[Document section]

Tye is a city in Taylor County, Texas, United States. Its population was 1,176 at the 2020 census. It is part of the Abilene, Texas metropolitan statistical area.

==City history==
Circa 1900, the T & P Railroad held a contest to select a name for one of the communities along its route. The town name chosen was Tye, in honor of John P. Tye, a Methodist minister who happened to be the first postmaster of the town. Before 1900, the town name had been Tebo.

==Geography==
According to the United States Census Bureau, the city has a total area of 4.7 square miles (12.1 km^{2}), all land.

===Climate===
The climate in this area is characterized by hot, humid summers and generally mild to cool winters. According to the Köppen climate classification, Tye has a humid subtropical climate, Cfa on climate maps.

==Demographics==

Historical population
| Census | Pop. | Note | %± |
| 1960 | 521 |  | — |
| 1970 | 857 |  | 64.5% |
| 1980 | 1,394 |  | 62.7% |
| 1990 | 1,088 |  | −22.0% |
| 2000 | 1,158 |  | 6.4% |
| 2010 | 1,242 |  | 7.3% |
| 2020 | 1,176 |  | −5.3% |
U.S. Decennial Census

===2020 census===

As of the 2020 census, there were 1,176 people, 459 households, and 319 families residing in the city. The median age was 40.7 years; 23.5% of residents were under the age of 18 and 18.5% were 65 years of age or older. For every 100 females there were 103.5 males, and for every 100 females age 18 and over there were 101.8 males age 18 and over.

[/Document section]

Task statement
Answer from the text about Tye, Texas:
1. What was the town called before 1900?
2. What total area does the United States Census Bureau give for the city?
3. How many households lived in the city at the 2020 census?

[Data listing]

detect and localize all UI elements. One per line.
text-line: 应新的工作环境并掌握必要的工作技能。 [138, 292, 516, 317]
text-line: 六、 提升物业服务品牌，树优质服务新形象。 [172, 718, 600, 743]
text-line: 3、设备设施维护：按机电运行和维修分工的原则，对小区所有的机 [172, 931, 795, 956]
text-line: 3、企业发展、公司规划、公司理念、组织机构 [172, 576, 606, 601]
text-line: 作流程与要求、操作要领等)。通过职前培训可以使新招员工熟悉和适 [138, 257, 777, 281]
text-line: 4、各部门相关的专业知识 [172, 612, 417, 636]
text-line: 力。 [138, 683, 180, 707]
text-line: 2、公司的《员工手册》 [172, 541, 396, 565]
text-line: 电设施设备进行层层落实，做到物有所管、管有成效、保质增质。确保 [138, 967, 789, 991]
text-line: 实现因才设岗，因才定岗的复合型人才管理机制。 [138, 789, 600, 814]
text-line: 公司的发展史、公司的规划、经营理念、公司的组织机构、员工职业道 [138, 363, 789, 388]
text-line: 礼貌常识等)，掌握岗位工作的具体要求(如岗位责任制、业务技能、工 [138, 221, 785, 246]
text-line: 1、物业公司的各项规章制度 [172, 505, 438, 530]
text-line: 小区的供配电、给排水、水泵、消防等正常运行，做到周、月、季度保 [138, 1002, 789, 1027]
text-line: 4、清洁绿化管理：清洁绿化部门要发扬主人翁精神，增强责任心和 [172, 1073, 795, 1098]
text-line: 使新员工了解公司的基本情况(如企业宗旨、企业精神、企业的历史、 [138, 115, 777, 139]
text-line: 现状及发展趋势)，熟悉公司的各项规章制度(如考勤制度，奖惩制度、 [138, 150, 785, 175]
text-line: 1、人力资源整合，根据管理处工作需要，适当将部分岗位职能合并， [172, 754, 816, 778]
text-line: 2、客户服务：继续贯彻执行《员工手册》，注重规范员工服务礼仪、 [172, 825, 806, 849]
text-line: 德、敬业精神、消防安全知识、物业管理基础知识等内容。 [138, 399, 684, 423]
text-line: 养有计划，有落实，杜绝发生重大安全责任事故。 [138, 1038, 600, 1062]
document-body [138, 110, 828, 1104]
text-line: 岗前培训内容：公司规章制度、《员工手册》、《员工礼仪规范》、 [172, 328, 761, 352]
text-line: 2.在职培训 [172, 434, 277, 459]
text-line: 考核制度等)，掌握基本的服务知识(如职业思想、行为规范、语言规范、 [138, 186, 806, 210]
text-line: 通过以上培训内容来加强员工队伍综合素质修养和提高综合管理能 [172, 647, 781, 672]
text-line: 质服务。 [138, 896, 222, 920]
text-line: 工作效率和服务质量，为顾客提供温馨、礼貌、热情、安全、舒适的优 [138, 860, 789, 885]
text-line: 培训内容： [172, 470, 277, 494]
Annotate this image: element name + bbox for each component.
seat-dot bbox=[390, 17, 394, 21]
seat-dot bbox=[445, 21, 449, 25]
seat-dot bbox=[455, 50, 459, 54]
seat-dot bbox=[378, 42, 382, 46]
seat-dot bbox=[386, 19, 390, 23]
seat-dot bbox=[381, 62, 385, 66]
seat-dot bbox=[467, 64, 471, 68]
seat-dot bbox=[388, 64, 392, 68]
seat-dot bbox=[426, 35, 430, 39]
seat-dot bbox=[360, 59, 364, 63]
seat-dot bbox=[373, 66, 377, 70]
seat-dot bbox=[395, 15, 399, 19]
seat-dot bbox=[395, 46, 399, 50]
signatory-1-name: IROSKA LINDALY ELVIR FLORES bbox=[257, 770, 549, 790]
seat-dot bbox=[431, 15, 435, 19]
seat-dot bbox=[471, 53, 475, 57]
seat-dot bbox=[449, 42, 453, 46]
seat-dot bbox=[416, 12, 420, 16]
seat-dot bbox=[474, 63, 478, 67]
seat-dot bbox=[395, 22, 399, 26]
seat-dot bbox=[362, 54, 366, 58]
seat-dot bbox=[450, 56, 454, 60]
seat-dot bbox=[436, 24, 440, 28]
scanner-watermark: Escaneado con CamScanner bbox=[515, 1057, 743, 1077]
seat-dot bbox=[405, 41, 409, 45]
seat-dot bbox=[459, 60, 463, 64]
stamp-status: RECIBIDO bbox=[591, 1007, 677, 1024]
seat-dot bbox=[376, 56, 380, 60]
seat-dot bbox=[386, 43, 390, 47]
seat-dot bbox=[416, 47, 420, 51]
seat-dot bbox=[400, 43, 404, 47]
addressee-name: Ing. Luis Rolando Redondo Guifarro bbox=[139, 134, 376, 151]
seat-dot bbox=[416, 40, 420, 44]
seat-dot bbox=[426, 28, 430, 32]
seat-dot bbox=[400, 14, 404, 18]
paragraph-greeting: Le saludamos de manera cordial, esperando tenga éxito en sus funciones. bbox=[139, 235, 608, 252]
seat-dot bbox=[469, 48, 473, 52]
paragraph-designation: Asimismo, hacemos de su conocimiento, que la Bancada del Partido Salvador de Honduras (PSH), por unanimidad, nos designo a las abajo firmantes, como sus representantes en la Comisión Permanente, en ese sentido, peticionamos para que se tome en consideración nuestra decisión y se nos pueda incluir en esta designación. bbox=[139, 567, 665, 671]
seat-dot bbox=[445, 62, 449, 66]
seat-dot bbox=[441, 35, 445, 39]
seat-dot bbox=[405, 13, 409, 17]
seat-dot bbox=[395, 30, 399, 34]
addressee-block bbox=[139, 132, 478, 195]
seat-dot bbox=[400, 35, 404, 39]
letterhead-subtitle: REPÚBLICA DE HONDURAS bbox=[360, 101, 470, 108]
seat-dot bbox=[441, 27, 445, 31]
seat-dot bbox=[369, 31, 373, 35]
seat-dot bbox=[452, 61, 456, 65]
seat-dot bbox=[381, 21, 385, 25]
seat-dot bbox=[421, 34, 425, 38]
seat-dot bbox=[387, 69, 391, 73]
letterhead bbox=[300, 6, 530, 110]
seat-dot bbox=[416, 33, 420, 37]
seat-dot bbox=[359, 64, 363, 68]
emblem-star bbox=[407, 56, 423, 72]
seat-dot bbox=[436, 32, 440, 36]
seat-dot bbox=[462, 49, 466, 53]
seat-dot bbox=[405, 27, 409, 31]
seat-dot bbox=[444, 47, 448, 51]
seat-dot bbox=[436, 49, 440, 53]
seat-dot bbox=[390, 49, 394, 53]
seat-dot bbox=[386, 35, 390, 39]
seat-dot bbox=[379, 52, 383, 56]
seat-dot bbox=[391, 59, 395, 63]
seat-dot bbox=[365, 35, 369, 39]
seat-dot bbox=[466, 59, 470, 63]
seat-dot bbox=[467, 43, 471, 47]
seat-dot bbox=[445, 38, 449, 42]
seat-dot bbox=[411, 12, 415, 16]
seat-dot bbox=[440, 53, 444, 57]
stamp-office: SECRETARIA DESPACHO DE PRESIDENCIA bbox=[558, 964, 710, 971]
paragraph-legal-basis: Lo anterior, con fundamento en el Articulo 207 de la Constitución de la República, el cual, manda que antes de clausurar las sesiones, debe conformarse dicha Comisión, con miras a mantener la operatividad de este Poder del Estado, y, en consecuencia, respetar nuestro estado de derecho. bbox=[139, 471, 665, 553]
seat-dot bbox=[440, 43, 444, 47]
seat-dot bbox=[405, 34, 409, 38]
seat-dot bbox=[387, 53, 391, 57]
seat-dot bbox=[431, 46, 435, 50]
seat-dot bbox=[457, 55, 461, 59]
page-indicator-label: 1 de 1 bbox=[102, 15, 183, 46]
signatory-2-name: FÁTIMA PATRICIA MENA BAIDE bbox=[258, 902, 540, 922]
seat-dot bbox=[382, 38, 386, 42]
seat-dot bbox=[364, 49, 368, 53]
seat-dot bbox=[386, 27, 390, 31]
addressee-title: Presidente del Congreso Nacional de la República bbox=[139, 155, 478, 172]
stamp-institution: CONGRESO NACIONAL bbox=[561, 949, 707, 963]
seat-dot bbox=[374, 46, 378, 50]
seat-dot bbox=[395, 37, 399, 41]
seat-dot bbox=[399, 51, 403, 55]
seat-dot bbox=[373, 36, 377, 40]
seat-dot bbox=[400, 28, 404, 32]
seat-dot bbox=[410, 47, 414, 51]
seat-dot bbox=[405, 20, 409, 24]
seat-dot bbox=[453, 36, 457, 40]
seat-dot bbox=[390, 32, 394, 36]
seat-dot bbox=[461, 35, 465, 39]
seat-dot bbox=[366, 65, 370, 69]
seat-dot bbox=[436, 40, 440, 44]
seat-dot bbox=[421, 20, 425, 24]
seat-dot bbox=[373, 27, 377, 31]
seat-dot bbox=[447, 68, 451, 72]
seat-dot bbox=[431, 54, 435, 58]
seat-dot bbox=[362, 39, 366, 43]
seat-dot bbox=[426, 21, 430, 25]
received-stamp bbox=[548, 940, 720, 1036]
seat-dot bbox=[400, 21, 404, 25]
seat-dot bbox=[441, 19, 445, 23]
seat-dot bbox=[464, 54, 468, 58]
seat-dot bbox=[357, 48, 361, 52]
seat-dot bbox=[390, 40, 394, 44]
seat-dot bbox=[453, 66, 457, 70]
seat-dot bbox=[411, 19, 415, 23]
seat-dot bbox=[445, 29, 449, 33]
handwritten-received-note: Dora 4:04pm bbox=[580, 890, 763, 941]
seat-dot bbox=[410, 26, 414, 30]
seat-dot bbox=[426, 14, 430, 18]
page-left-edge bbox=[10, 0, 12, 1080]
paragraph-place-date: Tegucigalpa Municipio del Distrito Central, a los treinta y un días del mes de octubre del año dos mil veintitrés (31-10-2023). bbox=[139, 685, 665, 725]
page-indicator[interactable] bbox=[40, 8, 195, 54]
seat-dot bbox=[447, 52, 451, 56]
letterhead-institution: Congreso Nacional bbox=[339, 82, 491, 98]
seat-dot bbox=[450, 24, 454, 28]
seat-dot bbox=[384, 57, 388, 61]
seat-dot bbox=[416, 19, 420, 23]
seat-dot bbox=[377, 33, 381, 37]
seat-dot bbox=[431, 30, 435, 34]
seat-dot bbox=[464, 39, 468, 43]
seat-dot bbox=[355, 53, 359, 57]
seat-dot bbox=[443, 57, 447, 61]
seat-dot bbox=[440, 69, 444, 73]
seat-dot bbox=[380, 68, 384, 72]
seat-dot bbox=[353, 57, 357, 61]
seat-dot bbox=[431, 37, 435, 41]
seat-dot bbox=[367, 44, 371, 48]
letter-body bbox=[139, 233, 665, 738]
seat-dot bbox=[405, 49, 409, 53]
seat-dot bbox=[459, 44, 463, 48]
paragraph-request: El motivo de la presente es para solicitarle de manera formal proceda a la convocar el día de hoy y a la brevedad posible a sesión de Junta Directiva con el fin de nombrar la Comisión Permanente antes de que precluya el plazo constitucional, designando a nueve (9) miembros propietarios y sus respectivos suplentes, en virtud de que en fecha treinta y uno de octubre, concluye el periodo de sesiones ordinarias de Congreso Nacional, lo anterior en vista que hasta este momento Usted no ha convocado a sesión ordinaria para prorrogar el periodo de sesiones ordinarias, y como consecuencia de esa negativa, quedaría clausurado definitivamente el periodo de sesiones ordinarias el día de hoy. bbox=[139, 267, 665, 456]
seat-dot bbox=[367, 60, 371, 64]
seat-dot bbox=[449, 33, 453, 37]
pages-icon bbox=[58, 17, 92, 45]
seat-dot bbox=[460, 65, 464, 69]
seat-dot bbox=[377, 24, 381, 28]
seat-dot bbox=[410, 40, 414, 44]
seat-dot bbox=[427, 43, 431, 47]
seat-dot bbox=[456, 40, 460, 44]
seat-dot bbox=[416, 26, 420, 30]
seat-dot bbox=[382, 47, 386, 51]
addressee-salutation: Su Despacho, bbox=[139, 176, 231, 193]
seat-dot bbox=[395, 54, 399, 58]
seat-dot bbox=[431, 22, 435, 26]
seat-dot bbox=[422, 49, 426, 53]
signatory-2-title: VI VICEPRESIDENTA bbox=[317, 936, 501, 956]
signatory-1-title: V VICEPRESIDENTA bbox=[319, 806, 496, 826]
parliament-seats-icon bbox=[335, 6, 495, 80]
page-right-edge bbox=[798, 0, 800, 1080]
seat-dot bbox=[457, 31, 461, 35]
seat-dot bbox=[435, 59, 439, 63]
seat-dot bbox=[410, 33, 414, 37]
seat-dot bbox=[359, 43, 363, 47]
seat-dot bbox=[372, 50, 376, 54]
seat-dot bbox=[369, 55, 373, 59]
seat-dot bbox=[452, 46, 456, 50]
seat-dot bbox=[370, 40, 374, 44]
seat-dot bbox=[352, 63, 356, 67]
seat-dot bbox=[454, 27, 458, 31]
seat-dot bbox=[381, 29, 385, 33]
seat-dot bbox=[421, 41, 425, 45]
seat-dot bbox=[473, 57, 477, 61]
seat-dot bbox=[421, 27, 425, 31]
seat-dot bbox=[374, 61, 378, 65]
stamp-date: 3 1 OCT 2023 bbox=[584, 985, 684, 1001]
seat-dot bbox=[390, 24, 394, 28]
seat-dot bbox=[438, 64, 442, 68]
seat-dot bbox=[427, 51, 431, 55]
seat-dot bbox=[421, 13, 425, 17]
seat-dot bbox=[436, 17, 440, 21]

[/Data listing]

Reply
1. Tebo
2. 4.7 square miles (12.1 km²), all land
3. 459